# Görev Tanımı A
Avukatlar Günü açıklamasına dayanarak aşağıdaki soruları yanıtlayınız.
(i) Haber hangi tarihte yayımlanmıştır?
(ii) Açıklamayı yapan Av. Ahmet Atam hangi baronun başkanıdır?
(iii) Atam'a göre avukatlar avukatlığı yalnızca ne olarak görürlerse mesleklerine en büyük kötülüğü kendileri yapmış olurlar?
# Görev Tanımı B
Avukatlar Günü açıklamasını kaldığı yerden sürdürünüz.

# Belge Metni
====================
Baro Başkanı Atam'ın Avukatlar Günü Açıklaması

Gündem Yayın: 05 Nisan 2017 - Çarşamba - Güncelleme: 05.04.2017 19:29:50
Editör -
Okuma Süresi: 14 dk.
3865 okunma
Google News

Kütahya Barosu Başkanı  Av.Ahmet Atam, Avukatlar günü dolayısıyla bir açıklama yaptı.

Atam yaptığı açıklamada şunları söyledi, 
 "Değerli konuklarımız, Her yıl olduğu gibi bu yıl da Avukatlar günü vesilesiyle bir aradayız. Öncelikle katılımınızdan dolayı şahsım ve Baro Yönetim Kurulumuz adına hepinize teşekkür ediyorum.  Savunma mesleği, İnsanlık tarihinin en eski, en kadim mesleklerindendir. İnsanın özgür ve eşit yaşama arzusu, eşitsizliğe, haksızlığa, adaletsizliğe baş kaldırışı ve isyanı ile, hakkının teslimi noktasında duyduğu istek ve buna ulaşma yolunda karşısına çıkan engelleri aşmak için ihtiyaç duyduğu yardım ve gereksinimi karşısında doğmuştur.
Bizim en önemli görevlerimizden biri hukukun üstünlüğünün sağlanması ve keyfiliklerin önlenmesidir. Ve en önemlisi, biz avukatlar, cesur ve bağımsız olmalıyız. Hiç bir kişinin, grubun ya da siyasi oluşumun etkisinde kalmadan adaletin tecellisi, hukukun üstünlüğü, adil yargılanma hakkı ve her tür hukuksuzluğa karşı dik bir duruş sergileyerek doğrunun ve haklının yanında olmalıyız. Belirttiğim bu hususlar mesleki menfaatlerimizin korunmasının dahi önünde yer almalıdır. Bizler, kamusal faaliyetlerimizi önemsemeli ve toplumsal alana yönelmeliyiz. Bu, mesleğin saygınlığının da bir gereğidir. Kabuğuna çekilmiş, toplumdan uzak, sosyal konularda duyarsız kalarak kurumsal bir ciddiyet sağlanamayacağının farkındayız. İçinde bulunduğumuz toplumun hassasiyetlerine gözünü ve kulağını kapamış bir avukatın mesleki itibarının sağlanamayacağı gibi, topluma karşı olan ve Avukatlık Yasasından kaynaklanan görevlerini de yerine getiremeyeceğini biliyoruz. Bunların sağlanması ancak, vatandaşla iç içe olmaktan, sosyal projelerde yer almaktan, vatandaşın derdi ile dertlenmekten, onlara ışık tutmaktan, onların sesi olmaktan geçer. Bizler avukatlığı sadece bir meslek ve rızık kapısı olarak görürsek, mesleğimize en büyük kötülüğü kendimizin yapacağının bilincindeyiz.
====================
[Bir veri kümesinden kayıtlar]

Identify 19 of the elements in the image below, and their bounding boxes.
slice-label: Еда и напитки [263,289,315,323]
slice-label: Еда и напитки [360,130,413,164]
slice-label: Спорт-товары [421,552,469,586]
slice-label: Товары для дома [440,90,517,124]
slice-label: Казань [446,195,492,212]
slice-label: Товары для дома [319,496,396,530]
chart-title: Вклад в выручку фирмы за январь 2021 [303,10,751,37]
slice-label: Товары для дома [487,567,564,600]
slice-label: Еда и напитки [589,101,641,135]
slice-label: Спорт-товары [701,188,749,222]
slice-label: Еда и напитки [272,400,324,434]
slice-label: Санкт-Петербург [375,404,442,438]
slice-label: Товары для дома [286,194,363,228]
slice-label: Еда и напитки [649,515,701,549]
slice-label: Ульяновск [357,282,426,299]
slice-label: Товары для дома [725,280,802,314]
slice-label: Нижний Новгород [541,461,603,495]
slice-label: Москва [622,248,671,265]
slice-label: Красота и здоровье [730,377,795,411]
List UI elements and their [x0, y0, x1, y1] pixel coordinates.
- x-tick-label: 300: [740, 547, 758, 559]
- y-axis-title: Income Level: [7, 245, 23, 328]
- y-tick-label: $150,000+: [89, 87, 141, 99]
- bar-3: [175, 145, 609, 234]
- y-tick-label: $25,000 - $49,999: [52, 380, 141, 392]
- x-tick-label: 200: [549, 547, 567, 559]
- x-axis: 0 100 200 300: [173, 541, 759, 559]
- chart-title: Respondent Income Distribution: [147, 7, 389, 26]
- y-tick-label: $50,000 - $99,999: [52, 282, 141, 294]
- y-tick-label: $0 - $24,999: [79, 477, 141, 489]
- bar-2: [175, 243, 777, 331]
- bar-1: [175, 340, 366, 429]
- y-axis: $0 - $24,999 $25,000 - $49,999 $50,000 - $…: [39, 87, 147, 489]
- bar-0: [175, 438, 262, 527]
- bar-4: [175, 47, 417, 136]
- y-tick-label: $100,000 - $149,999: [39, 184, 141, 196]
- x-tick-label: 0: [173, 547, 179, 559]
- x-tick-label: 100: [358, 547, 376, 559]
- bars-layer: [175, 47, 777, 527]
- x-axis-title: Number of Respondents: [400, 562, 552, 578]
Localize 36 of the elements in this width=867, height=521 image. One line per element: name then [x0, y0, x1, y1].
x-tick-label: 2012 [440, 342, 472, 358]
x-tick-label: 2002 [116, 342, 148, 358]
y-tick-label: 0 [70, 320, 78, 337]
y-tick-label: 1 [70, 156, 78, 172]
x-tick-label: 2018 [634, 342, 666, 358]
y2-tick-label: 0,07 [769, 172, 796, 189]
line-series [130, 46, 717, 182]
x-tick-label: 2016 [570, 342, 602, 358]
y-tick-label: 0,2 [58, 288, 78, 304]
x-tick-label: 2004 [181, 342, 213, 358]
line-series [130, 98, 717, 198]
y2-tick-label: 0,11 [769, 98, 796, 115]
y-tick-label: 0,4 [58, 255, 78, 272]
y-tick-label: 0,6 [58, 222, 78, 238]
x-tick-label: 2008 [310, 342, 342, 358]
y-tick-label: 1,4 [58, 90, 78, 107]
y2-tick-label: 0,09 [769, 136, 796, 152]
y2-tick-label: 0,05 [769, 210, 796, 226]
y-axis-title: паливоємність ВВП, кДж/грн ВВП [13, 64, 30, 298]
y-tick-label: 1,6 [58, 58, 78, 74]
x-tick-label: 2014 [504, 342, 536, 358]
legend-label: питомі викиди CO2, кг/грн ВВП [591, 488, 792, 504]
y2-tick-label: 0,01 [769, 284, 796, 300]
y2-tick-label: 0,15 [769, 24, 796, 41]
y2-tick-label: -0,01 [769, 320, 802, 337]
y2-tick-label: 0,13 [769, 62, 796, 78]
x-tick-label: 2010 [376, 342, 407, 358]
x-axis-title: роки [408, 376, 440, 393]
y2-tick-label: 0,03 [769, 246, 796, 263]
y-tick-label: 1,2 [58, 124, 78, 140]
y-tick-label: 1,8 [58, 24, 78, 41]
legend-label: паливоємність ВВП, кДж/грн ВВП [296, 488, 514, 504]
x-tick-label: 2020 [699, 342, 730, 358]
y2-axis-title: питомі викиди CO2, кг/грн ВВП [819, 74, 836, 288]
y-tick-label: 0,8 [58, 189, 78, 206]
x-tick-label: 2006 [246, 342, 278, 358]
====================
# Yazılı Yanıt A
(i) 05 Nisan 2017, Çarşamba.
(ii) Kütahya Barosu.
(iii) Sadece bir meslek ve rızık kapısı olarak.

# Yazılı Yanıt B
                        Bizlere düşen en büyük ve en önemli ödevlerden biri de, mesleğimizi yaparken, göz önünde bir iş icra ettiğimizi unutmadan, her ortamda topluma örnek olarak, milli birlik ve beraberliğimizi hedef alan her tür yapılanmaya da fikren ve fiilen karşı durmalı, bunun için savaşmalıyız.
Sayın Meslektaşlarım;
                       Emek vermediğimiz, mücadelesini yapmadığımız her bir ideal karşımıza büyük bir problem olarak çıkacaktır. Bu da toplumun sağır, dilsiz ve vurdumduymaz olmasına neden olur. Biz avukatlar bilgi ve becerilerimizi halkın yararına sunmalı, hukukun üstünlüğü ve insan haklarının savunmanı olmalı ve sessiz kalmamalıyız.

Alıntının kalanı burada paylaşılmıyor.